The roaster at Goldplat’s
South African recovery plant

“With Phase One completed and Phase Two almost at an end, we are now focused on phase three,” Moritz continues. “While we do remain committed to our recovery businesses in South Africa and West Africa,” he explains, “we are excited to be moving into the gold mining arena where the strong gold price makes our vision more attractive. The small ore bodies we are targeting are becoming increasingly interesting and profitable.”

Goldplat’s first joint venture agreement was signed earlier this year with International Gold Exploration AB (IGE) – a Swedish mineral exploration company quoted on the Oslo Stock Exchange – to develop the gold potential of ten targets in the highly prospective Lolgorien licence area, located in the Migori Archaean Greenstone Belt in Western Kenya. It is understood that this could lead to the first modern-day gold mine in Kenya. The JV has created a Kenyan company called Kilimapesa Gold (Pty) Ltd.

A confirmatory exploration programme is currently underway at six of the targets, and several continuous vein quartz targets have been identified. A geophysical programme conducted by IGE has confirmed Goldplat’s choice of targets, and is currently confirming the geological model. Goldplat has also completed an evaluation of several surface resources in the immediate vicinity with initial results showing above 2.5 g/t, and 80% of these resources are within 200m of the existing metallurgical plant.

“All surface reserves have been augured, sampled and surveyed, and a total of 263 samples have been submitted to SGS Laboratories in Johannesburg,” Moritz continues. “Once values have been received, the deposits will be modelled and resources calculated. At this point the company expects to have measured resources for the surface reserves, and to have evaluated the quartz vein targets for further work,” he predicts.

“As far as production is concerned, the existing CIL plant has a monthly capacity of 1 000 tonnes, but we intend to refurbish the plant to expand its capacity, says group geologist Mark Austin. Goldplat is committed in terms of its joint venture agreement to spend US$400 000 (almost R3 million) to earn its 50%. Thereafter each party will contribute equally to the costs of gold exploration and production, and will share equally in profits generated.
------------------------------------------------
* **JOB 1**
Reproduce the passage on Goldplat's Kenyan gold venture word for word, between "Goldplat’s first joint" and "Gold (Pty) Ltd.", inclusive.
* **JOB 2**
Write the next part of the passage on Goldplat's Kenyan gold venture, picking up after its final sentence.

Spatial layout data:
------------------------------------------------
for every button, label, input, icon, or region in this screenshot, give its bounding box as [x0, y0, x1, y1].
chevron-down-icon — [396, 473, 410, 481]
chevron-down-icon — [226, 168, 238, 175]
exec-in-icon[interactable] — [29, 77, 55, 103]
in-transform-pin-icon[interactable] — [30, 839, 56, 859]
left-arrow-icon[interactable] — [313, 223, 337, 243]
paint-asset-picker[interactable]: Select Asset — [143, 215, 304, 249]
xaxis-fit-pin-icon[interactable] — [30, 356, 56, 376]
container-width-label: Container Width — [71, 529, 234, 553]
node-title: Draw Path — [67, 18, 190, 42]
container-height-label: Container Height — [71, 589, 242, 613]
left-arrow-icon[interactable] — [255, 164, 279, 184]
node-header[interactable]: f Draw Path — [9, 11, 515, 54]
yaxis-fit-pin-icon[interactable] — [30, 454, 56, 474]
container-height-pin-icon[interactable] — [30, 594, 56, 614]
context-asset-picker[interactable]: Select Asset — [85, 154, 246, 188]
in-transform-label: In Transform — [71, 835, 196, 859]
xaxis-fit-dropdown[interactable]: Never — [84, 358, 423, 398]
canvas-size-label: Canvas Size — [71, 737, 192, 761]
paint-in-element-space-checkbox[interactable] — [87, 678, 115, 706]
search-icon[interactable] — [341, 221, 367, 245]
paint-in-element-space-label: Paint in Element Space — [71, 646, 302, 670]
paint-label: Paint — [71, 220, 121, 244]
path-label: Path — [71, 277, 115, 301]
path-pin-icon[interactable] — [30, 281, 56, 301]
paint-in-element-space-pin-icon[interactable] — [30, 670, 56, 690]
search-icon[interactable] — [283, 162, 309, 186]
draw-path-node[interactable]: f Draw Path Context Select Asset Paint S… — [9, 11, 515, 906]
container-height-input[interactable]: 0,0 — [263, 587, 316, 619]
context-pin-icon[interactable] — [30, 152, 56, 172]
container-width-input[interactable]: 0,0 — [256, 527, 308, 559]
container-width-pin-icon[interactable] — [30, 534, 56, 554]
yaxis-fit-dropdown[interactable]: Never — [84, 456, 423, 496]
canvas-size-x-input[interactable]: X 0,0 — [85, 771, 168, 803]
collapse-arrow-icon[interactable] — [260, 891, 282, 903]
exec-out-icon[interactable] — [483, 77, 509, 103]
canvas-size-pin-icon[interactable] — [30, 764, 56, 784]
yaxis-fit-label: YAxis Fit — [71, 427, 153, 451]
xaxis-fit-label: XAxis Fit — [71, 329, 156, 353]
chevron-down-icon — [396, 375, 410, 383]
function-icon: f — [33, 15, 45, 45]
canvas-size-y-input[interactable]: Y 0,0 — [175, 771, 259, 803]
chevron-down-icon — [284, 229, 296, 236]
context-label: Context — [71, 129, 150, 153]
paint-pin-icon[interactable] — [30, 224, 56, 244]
------------------------------------------------
* **FINAL ANSWER 1**
Goldplat’s first joint venture agreement was signed earlier this year with International Gold Exploration AB (IGE) – a Swedish mineral exploration company quoted on the Oslo Stock Exchange – to develop the gold potential of ten targets in the highly prospective Lolgorien licence area, located in the Migori Archaean Greenstone Belt in Western Kenya. It is understood that this could lead to the first modern-day gold mine in Kenya. The JV has created a Kenyan company called Kilimapesa Gold (Pty) Ltd.

* **FINAL ANSWER 2**
“The decision to mine will obviously depend on the results of the evaluation phase, on which we have spent US$109.000 (R750 000) so far”, Austin explains.

Results permitting, Goldplat chief executive Demetri Manolis told Mining Review Africa earlier this year that.by the end of 2007, Goldplat would have a very good idea of what is happening: “We will then have to commission a feasibility study in early 2008,” he stated, “and that would be completed late in the year.”

If the study leads to a decision to mine in late 2008 or early 2009, actual implementation of a mining operation could be fairly quick and cost-effective because there is an established infrastructure, and the operation would be dealing with very shallow reserves, which means that operating costs would be low. Mining could definitely commence during the course of 2009.

“Looking ahead and further afield, we continue to examine mining projects across Africa which we believe can be brought into production rapidly,” Moritz reveals.”South Africa – as a country with a solid history of gold mining, good infrastructure, an experienced workforce, workable legislation and an area of significant scope – remains a prime area of focus,” he adds “Other countries of focus for the expansion of our mining activities are Kenya, Tanzania, Ghana and Mozambique,” Moritz concludes, “and in the above-mentioned countries projects have been identified and are currently under review or in an advanced state of negotiation.